**What is being asked**
Set the records down again. Match every line exactly.

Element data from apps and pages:
------------------------------------
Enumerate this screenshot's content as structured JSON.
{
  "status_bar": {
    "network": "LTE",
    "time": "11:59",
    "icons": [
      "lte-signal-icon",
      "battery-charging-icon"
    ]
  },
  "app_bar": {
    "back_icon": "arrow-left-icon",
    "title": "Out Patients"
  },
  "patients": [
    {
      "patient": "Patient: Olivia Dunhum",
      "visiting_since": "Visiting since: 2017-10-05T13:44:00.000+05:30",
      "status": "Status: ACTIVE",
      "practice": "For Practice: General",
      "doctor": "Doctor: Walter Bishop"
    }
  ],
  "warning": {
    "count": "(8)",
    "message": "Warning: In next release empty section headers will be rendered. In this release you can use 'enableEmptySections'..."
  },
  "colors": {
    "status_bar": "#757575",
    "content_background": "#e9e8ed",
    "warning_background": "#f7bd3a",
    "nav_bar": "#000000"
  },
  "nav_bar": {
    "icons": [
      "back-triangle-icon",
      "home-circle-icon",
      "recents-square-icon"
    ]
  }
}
------------------------------------
**Output of the task**
Enumerate this screenshot's content as structured JSON.
{
  "status_bar": {
    "network": "LTE",
    "time": "11:59",
    "icons": [
      "lte-signal-icon",
      "battery-charging-icon"
    ]
  },
  "app_bar": {
    "back_icon": "arrow-left-icon",
    "title": "Out Patients"
  },
  "patients": [
    {
      "patient": "Patient: Olivia Dunhum",
      "visiting_since": "Visiting since: 2017-10-05T13:44:00.000+05:30",
      "status": "Status: ACTIVE",
      "practice": "For Practice: General",
      "doctor": "Doctor: Walter Bishop"
    }
  ],
  "warning": {
    "count": "(8)",
    "message": "Warning: In next release empty section headers will be rendered. In this release you can use 'enableEmptySections'..."
  },
  "colors": {
    "status_bar": "#757575",
    "content_background": "#e9e8ed",
    "warning_background": "#f7bd3a",
    "nav_bar": "#000000"
  },
  "nav_bar": {
    "icons": [
      "back-triangle-icon",
      "home-circle-icon",
      "recents-square-icon"
    ]
  }
}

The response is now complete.